Text segment
────────────────

While this looks straightforward, there is a problem. SVD doesn’t work on incomplete matrices. So, if we have missing values, it needs to be filled in with something before doing the SVD. This kind of defeats the purpose, doesn’t it? One way is to fill in with zeroes or mean or some kind of approximation, carry out the SVD, and then use the resulting matrices to recover missing values in our data. But what this would do is give you back the same approximation you used to fill in the missing values back as the result.

This is where Truncated SVD comes in. Truncated SVD makes the assumption that we do not need all the singular values to reconstruct the matrix. Instead, it chooses ${r}'$ highest singular values and only use those to reconstruct the matrix. When we are using ${r}'$ singular values, we will also be only using the first ${r}'$ columns from $\mathbf{U}$ and $\mathbf{V}$ to carry out the matrix multiplication required to recover the original matrix $\mathbf{A}$.

The below figure illustrates this process.

What this allows us to do is extract the key patterns in the data and use it to reconstruct the missing data. So the approximation we used to fill in the initial matrix can be ignored in favor of the dominant patterns in the data while reconstructing the matrix.

Let’s see this is action. We have implemented this recovery technique in the associated Github repository at src/imputation/matrix_recovery.py. We can use it like below.

from src.imputation.truncated_svd import TruncatedSVDImputation
recovered_matrix_tsvd = TruncatedSVDImputation(
rank=2,
init_fill_method="zero",
min_value=0
).fit_transform(all_ts_df.values)


Let’s see how this imputation worked.

The seasonal pattern has been captured but is slightly off with a peak at 6 PM the first day. We can see that the MAE is also not that great.

Iterative SVD is another heuristic which tries to overcome the inaccuracies that arises out of the initial filling of missing values before SVD. In Iterative SVD, we do this Truncated SVD multiple times, each iteration replacing the missing values with the imputed values. We start off by imputing the missing values with zero, mean or some other approximations and run the truncated SVD to recover the missing values. Then the approximations we had earlier on is replaced with the new missing values and truncated SVD is run again. This process is continued either till we reach maximum iterations or a convergence criterion.

This is already implemented in fancyimpute and we are going to use that.

────────────────

Instruction 1
Decide whether each statement agrees with the passage on SVD imputation, answering yes or no and quoting the words of the passage that decide it: (a) SVD can be applied directly to a matrix that still has missing values. (b) Truncated SVD assumes that not all singular values are needed to reconstruct the matrix. (c) Iterative SVD runs Truncated SVD only once.

────────────────

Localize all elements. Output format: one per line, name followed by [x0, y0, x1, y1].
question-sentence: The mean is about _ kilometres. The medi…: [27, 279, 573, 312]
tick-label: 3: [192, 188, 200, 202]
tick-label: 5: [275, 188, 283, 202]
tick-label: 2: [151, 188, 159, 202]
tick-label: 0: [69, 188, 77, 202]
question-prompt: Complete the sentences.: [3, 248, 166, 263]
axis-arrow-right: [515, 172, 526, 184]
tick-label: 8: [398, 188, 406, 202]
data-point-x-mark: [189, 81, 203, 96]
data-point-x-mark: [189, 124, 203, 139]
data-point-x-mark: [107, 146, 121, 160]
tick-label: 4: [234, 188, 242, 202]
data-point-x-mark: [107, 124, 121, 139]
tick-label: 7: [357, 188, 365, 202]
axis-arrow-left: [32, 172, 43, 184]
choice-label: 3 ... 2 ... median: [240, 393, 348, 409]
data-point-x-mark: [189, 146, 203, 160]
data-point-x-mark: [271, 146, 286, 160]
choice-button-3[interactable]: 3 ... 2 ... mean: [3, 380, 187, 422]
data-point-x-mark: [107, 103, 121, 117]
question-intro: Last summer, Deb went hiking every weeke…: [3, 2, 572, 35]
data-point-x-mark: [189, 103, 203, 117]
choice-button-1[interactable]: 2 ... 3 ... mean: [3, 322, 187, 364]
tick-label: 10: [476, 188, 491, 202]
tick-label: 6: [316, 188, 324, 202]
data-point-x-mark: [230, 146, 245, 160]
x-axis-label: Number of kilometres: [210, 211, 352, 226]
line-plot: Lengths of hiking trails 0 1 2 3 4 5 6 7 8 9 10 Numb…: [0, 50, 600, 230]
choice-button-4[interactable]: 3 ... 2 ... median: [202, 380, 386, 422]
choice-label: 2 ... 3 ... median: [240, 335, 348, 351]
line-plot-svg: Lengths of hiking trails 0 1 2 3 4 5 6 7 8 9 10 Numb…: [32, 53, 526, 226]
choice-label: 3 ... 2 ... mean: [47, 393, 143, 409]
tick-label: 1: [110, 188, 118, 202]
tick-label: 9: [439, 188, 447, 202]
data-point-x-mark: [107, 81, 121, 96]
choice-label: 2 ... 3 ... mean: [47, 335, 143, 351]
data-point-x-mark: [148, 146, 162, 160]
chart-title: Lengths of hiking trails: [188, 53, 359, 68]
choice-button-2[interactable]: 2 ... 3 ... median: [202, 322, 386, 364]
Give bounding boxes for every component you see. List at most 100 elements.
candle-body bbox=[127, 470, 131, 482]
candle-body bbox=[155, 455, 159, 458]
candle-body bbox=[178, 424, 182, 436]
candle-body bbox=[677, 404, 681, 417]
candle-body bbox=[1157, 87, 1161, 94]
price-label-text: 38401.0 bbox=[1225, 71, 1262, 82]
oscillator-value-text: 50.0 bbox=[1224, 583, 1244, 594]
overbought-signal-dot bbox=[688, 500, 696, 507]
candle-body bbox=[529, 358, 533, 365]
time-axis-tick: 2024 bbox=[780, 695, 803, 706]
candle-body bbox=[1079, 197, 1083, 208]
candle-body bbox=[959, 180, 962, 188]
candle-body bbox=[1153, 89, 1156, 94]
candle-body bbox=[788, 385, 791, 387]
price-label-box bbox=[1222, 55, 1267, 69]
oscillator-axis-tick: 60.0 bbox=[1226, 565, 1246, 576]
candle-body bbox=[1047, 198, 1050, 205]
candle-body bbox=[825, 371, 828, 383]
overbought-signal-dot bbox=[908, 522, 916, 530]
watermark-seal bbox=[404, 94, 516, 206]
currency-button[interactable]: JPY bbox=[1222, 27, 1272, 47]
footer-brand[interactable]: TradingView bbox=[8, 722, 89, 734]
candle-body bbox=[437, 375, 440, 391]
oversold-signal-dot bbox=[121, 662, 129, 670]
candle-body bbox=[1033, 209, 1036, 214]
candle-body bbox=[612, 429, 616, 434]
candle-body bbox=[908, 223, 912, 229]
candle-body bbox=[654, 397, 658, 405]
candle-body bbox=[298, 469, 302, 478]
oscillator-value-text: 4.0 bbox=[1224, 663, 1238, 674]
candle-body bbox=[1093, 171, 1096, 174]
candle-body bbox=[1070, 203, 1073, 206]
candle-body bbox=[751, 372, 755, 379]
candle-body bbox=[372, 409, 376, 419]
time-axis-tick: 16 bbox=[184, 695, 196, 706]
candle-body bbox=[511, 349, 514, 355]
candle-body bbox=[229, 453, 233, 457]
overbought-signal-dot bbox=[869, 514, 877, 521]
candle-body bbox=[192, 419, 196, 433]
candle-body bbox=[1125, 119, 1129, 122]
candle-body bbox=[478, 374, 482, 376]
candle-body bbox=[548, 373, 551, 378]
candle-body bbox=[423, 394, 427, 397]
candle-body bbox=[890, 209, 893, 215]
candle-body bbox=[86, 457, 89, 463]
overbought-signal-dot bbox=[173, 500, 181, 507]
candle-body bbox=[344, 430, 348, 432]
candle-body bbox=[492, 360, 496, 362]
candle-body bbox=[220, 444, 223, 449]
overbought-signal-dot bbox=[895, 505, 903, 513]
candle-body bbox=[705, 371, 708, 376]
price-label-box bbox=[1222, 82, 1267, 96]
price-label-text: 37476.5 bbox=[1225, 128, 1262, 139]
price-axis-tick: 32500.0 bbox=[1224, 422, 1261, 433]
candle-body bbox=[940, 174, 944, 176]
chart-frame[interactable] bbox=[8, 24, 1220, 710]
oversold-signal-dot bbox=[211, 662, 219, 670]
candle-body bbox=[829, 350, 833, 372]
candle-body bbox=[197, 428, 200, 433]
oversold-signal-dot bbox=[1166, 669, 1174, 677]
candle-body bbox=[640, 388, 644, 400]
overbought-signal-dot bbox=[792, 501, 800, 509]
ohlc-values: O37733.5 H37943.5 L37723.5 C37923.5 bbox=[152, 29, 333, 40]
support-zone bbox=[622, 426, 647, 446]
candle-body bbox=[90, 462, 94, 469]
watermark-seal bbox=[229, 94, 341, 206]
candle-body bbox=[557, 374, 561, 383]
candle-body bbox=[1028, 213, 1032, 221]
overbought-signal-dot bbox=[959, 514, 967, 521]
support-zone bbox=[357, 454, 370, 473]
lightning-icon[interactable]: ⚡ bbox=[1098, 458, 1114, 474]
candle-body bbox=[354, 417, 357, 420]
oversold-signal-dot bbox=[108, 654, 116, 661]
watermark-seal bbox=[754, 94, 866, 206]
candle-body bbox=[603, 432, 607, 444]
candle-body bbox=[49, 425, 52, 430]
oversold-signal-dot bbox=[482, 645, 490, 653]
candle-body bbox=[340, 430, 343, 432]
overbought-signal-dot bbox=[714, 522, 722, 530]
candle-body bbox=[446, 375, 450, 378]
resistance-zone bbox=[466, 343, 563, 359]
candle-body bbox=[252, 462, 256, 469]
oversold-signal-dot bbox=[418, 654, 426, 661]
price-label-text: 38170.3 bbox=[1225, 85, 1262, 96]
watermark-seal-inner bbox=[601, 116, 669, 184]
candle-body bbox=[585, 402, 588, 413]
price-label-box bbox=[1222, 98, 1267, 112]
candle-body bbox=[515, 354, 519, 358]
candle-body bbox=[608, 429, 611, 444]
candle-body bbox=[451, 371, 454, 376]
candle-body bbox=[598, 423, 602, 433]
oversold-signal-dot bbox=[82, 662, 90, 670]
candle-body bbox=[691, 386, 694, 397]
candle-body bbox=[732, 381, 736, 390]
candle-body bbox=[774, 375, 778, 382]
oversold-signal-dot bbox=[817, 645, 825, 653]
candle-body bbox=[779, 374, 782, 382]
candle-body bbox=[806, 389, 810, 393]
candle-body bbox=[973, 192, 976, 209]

────────────────

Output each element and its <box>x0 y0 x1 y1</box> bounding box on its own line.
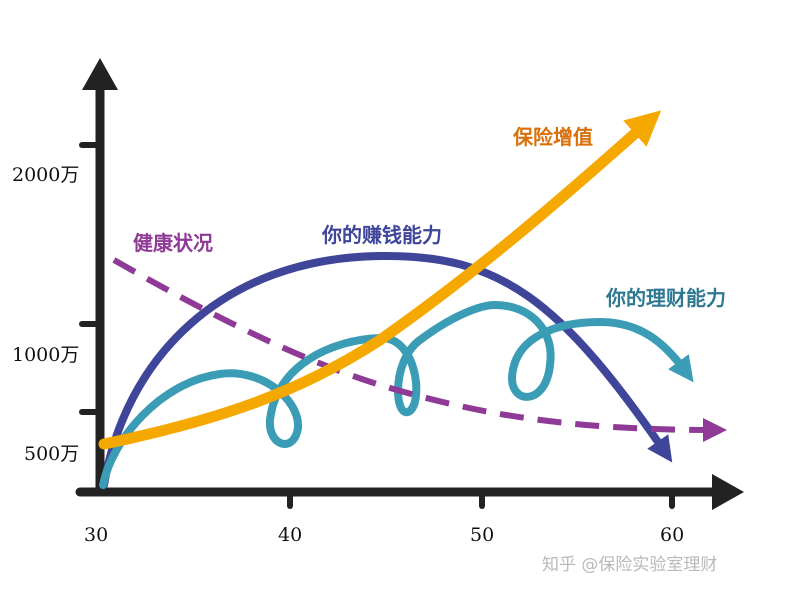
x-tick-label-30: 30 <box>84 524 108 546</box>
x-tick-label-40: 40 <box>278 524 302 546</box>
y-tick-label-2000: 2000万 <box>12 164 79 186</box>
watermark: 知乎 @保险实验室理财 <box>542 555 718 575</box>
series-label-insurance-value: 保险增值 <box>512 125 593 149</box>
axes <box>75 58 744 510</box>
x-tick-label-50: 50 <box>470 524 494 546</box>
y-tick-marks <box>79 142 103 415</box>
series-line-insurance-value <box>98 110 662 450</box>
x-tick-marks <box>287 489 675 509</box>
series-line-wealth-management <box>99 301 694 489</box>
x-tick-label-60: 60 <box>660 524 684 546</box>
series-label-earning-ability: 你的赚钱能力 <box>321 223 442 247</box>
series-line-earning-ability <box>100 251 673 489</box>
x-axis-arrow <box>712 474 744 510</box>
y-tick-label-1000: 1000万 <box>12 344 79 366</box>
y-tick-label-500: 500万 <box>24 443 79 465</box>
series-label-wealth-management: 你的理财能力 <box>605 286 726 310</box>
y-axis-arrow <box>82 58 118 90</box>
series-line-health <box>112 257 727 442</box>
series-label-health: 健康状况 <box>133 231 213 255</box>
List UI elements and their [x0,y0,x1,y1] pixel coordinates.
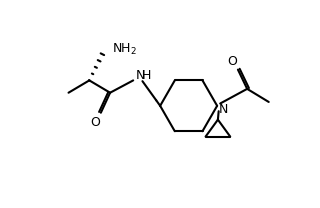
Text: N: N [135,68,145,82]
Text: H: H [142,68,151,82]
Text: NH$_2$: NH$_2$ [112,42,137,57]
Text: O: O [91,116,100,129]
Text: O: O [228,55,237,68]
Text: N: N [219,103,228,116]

────────────────

Instruction 2
In the records, copy out word for word everything from the line containing "Localize all elements." down to the line containing "question-prompt: Complete the", both of those lines included.

Correct answer 1
(a) No: "SVD doesn’t work on incomplete matrices."
(b) Yes: "Truncated SVD makes the assumption that we do not need all the singular values to reconstruct the matrix."
(c) No: "In Iterative SVD, we do this Truncated SVD multiple times"

Correct answer 2
Localize all elements. Output format: one per line, name followed by [x0, y0, x1, y1].
question-sentence: The mean is about _ kilometres. The medi…: [27, 279, 573, 312]
tick-label: 3: [192, 188, 200, 202]
tick-label: 5: [275, 188, 283, 202]
tick-label: 2: [151, 188, 159, 202]
tick-label: 0: [69, 188, 77, 202]
question-prompt: Complete the sentences.: [3, 248, 166, 263]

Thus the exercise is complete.